Take the line containing "What does this" and every line after it to the end of the records, and copy them exactly, excluding pictures.

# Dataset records
START

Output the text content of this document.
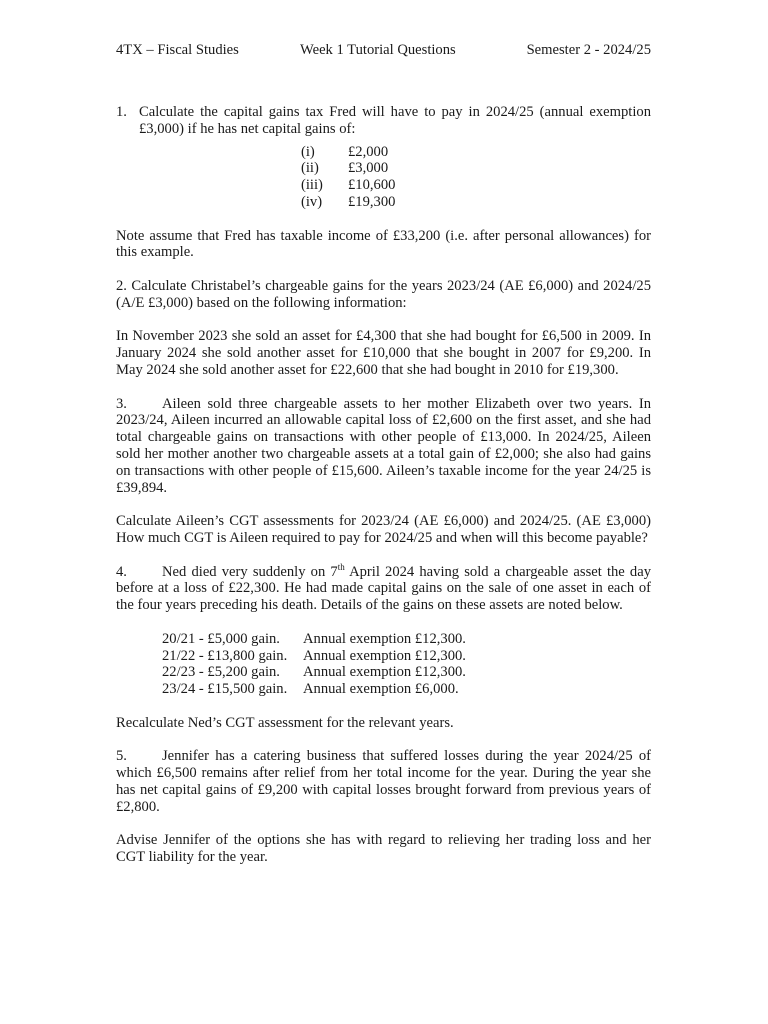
4TX – Fiscal Studies	Week 1 Tutorial Questions	Semester 2 - 2024/25
1. Calculate the capital gains tax Fred will have to pay in 2024/25 (annual exemption £3,000) if he has net capital gains of:

(i)	£2,000
(ii)	£3,000
(iii)	£10,600
(iv)	£19,300

Note assume that Fred has taxable income of £33,200 (i.e. after personal allowances) for this example.

2. Calculate Christabel’s chargeable gains for the years 2023/24 (AE £6,000) and 2024/25 (A/E £3,000) based on the following information:

In November 2023 she sold an asset for £4,300 that she had bought for £6,500 in 2009. In January 2024 she sold another asset for £10,000 that she bought in 2007 for £9,200. In May 2024 she sold another asset for £22,600 that she had bought in 2010 for £19,300.

3. Aileen sold three chargeable assets to her mother Elizabeth over two years. In 2023/24, Aileen incurred an allowable capital loss of £2,600 on the first asset, and she had total chargeable gains on transactions with other people of £13,000. In 2024/25, Aileen sold her mother another two chargeable assets at a total gain of £2,000; she also had gains on transactions with other people of £15,600. Aileen’s taxable income for the year 24/25 is £39,894.

Calculate Aileen’s CGT assessments for 2023/24 (AE £6,000) and 2024/25. (AE £3,000) How much CGT is Aileen required to pay for 2024/25 and when will this become payable?

4. Ned died very suddenly on 7th April 2024 having sold a chargeable asset the day before at a loss of £22,300. He had made capital gains on the sale of one asset in each of the four years preceding his death. Details of the gains on these assets are noted below.

20/21 - £5,000 gain.	Annual exemption £12,300.
21/22 - £13,800 gain.	Annual exemption £12,300.
22/23 - £5,200 gain.	Annual exemption £12,300.
23/24 - £15,500 gain.	Annual exemption £6,000.

Recalculate Ned’s CGT assessment for the relevant years.

5. Jennifer has a catering business that suffered losses during the year 2024/25 of which £6,500 remains after relief from her total income for the year. During the year she has net capital gains of £9,200 with capital losses brought forward from previous years of £2,800.

Advise Jennifer of the options she has with regard to relieving her trading loss and her CGT liability for the year.
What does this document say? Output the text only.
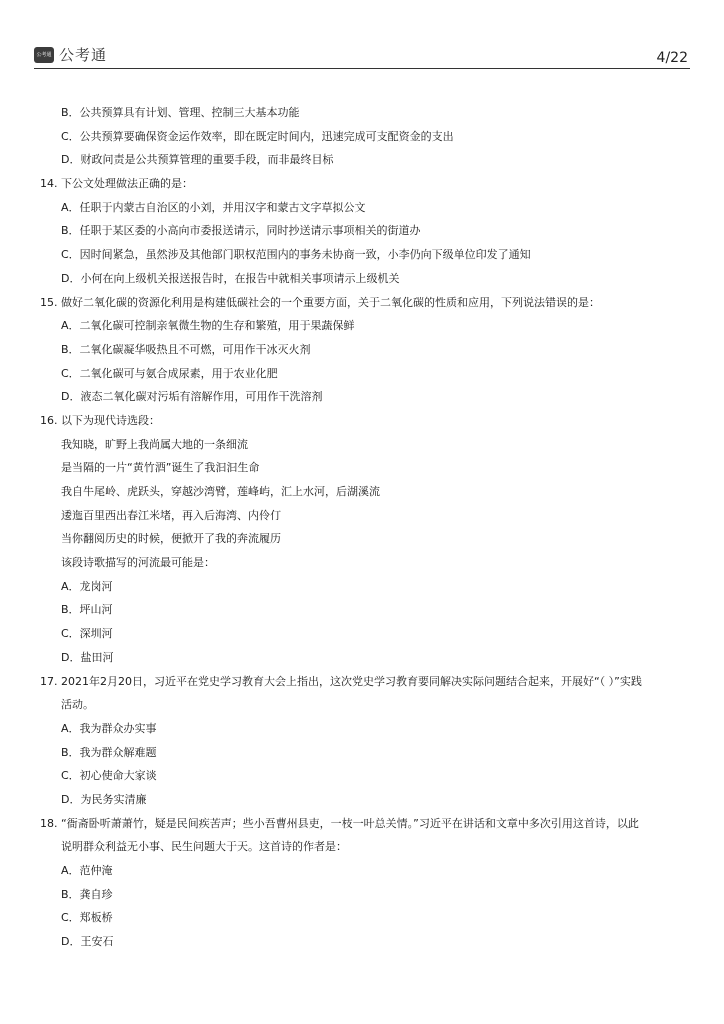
公考通 公考通	4/22
B．公共预算具有计划、管理、控制三大基本功能
C．公共预算要确保资金运作效率，即在既定时间内，迅速完成可支配资金的支出
D．财政问责是公共预算管理的重要手段，而非最终目标
14. 下公文处理做法正确的是：
A．任职于内蒙古自治区的小刘，并用汉字和蒙古文字草拟公文
B．任职于某区委的小高向市委报送请示，同时抄送请示事项相关的街道办
C．因时间紧急，虽然涉及其他部门职权范围内的事务未协商一致，小李仍向下级单位印发了通知
D．小何在向上级机关报送报告时，在报告中就相关事项请示上级机关
15. 做好二氧化碳的资源化利用是构建低碳社会的一个重要方面，关于二氧化碳的性质和应用，下列说法错误的是：
A．二氧化碳可控制亲氧微生物的生存和繁殖，用于果蔬保鲜
B．二氧化碳凝华吸热且不可燃，可用作干冰灭火剂
C．二氧化碳可与氨合成尿素，用于农业化肥
D．液态二氧化碳对污垢有溶解作用，可用作干洗溶剂
16. 以下为现代诗选段：
我知晓，旷野上我尚属大地的一条细流
是当隔的一片“黄竹酒”诞生了我汩汩生命
我自牛尾岭、虎跃头，穿越沙湾臂，莲峰屿，汇上水河，后湖溪流
逶迤百里西出春江米堵，再入后海湾、内伶仃
当你翻阅历史的时候，便掀开了我的奔流履历
该段诗歌描写的河流最可能是：
A．龙岗河
B．坪山河
C．深圳河
D．盐田河
17. 2021年2月20日，习近平在党史学习教育大会上指出，这次党史学习教育要同解决实际问题结合起来，开展好“（ ）”实践
活动。
A．我为群众办实事
B．我为群众解难题
C．初心使命大家谈
D．为民务实清廉
18. “衙斋卧听萧萧竹，疑是民间疾苦声；些小吾曹州县吏，一枝一叶总关情。”习近平在讲话和文章中多次引用这首诗，以此
说明群众利益无小事、民生问题大于天。这首诗的作者是：
A．范仲淹
B．龚自珍
C．郑板桥
D．王安石
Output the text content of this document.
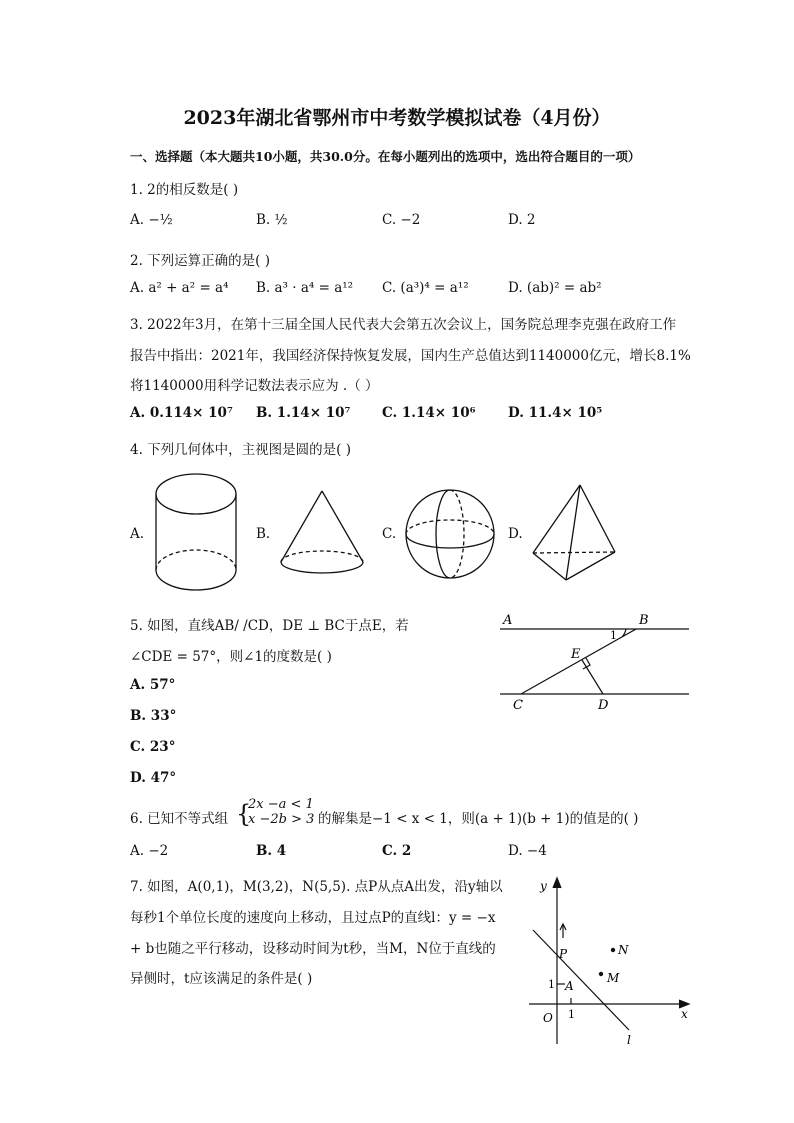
2023年湖北省鄂州市中考数学模拟试卷（4月份）
一、选择题（本大题共10小题，共30.0分。在每小题列出的选项中，选出符合题目的一项）
1. 2的相反数是( )
A. −½	B. ½	C. −2	D. 2
2. 下列运算正确的是( )
A. a² + a² = a⁴ B. a³ · a⁴ = a¹² C. (a³)⁴ = a¹²	D. (ab)² = ab²
3. 2022年3月，在第十三届全国人民代表大会第五次会议上，国务院总理李克强在政府工作
报告中指出：2021年，我国经济保持恢复发展，国内生产总值达到1140000亿元，增长8.1%
将1140000用科学记数法表示应为 .（ ）
A. 0.114× 10⁷ B. 1.14× 10⁷ C. 1.14× 10⁶ D. 11.4× 10⁵
4. 下列几何体中，主视图是圆的是( )
A.	B.	C.	D.
5. 如图，直线AB/ /CD，DE ⊥ BC于点E，若
∠CDE = 57°，则∠1的度数是( )
A. 57°
B. 33°
C. 23°
D. 47°
A	B
C	D
E
1
6. 已知不等式组 {
2x −a < 1
x −2b > 3 的解集是−1 < x < 1，则(a + 1)(b + 1)的值是的( )
A. −2	B. 4	C. 2	D. −4
7. 如图，A(0,1)，M(3,2)，N(5,5). 点P从点A出发，沿y轴以
每秒1个单位长度的速度向上移动，且过点P的直线l：y = −x
+ b也随之平行移动，设移动时间为t秒，当M，N位于直线的
异侧时，t应该满足的条件是( )
y
x
O
P
A
N
M
l
1
1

END

# RIGHT ANSWER
What does this document say? Output the text only.
公考通 公考通	4/22
B．公共预算具有计划、管理、控制三大基本功能
C．公共预算要确保资金运作效率，即在既定时间内，迅速完成可支配资金的支出
D．财政问责是公共预算管理的重要手段，而非最终目标
14. 下公文处理做法正确的是：
A．任职于内蒙古自治区的小刘，并用汉字和蒙古文字草拟公文
B．任职于某区委的小高向市委报送请示，同时抄送请示事项相关的街道办
C．因时间紧急，虽然涉及其他部门职权范围内的事务未协商一致，小李仍向下级单位印发了通知
D．小何在向上级机关报送报告时，在报告中就相关事项请示上级机关
15. 做好二氧化碳的资源化利用是构建低碳社会的一个重要方面，关于二氧化碳的性质和应用，下列说法错误的是：
A．二氧化碳可控制亲氧微生物的生存和繁殖，用于果蔬保鲜
B．二氧化碳凝华吸热且不可燃，可用作干冰灭火剂
C．二氧化碳可与氨合成尿素，用于农业化肥
D．液态二氧化碳对污垢有溶解作用，可用作干洗溶剂
16. 以下为现代诗选段：
我知晓，旷野上我尚属大地的一条细流
是当隔的一片“黄竹酒”诞生了我汩汩生命
我自牛尾岭、虎跃头，穿越沙湾臂，莲峰屿，汇上水河，后湖溪流
逶迤百里西出春江米堵，再入后海湾、内伶仃
当你翻阅历史的时候，便掀开了我的奔流履历
该段诗歌描写的河流最可能是：
A．龙岗河
B．坪山河
C．深圳河
D．盐田河
17. 2021年2月20日，习近平在党史学习教育大会上指出，这次党史学习教育要同解决实际问题结合起来，开展好“（ ）”实践
活动。
A．我为群众办实事
B．我为群众解难题
C．初心使命大家谈
D．为民务实清廉
18. “衙斋卧听萧萧竹，疑是民间疾苦声；些小吾曹州县吏，一枝一叶总关情。”习近平在讲话和文章中多次引用这首诗，以此
说明群众利益无小事、民生问题大于天。这首诗的作者是：
A．范仲淹
B．龚自珍
C．郑板桥
D．王安石
Output the text content of this document.
2023年湖北省鄂州市中考数学模拟试卷（4月份）
一、选择题（本大题共10小题，共30.0分。在每小题列出的选项中，选出符合题目的一项）
1. 2的相反数是( )
A. −½	B. ½	C. −2	D. 2
2. 下列运算正确的是( )
A. a² + a² = a⁴ B. a³ · a⁴ = a¹² C. (a³)⁴ = a¹²	D. (ab)² = ab²
3. 2022年3月，在第十三届全国人民代表大会第五次会议上，国务院总理李克强在政府工作
报告中指出：2021年，我国经济保持恢复发展，国内生产总值达到1140000亿元，增长8.1%
将1140000用科学记数法表示应为 .（ ）
A. 0.114× 10⁷ B. 1.14× 10⁷ C. 1.14× 10⁶ D. 11.4× 10⁵
4. 下列几何体中，主视图是圆的是( )
A.	B.	C.	D.
5. 如图，直线AB/ /CD，DE ⊥ BC于点E，若
∠CDE = 57°，则∠1的度数是( )
A. 57°
B. 33°
C. 23°
D. 47°
A	B
C	D
E
1
6. 已知不等式组 {
2x −a < 1
x −2b > 3 的解集是−1 < x < 1，则(a + 1)(b + 1)的值是的( )
A. −2	B. 4	C. 2	D. −4
7. 如图，A(0,1)，M(3,2)，N(5,5). 点P从点A出发，沿y轴以
每秒1个单位长度的速度向上移动，且过点P的直线l：y = −x
+ b也随之平行移动，设移动时间为t秒，当M，N位于直线的
异侧时，t应该满足的条件是( )
y
x
O
P
A
N
M
l
1
1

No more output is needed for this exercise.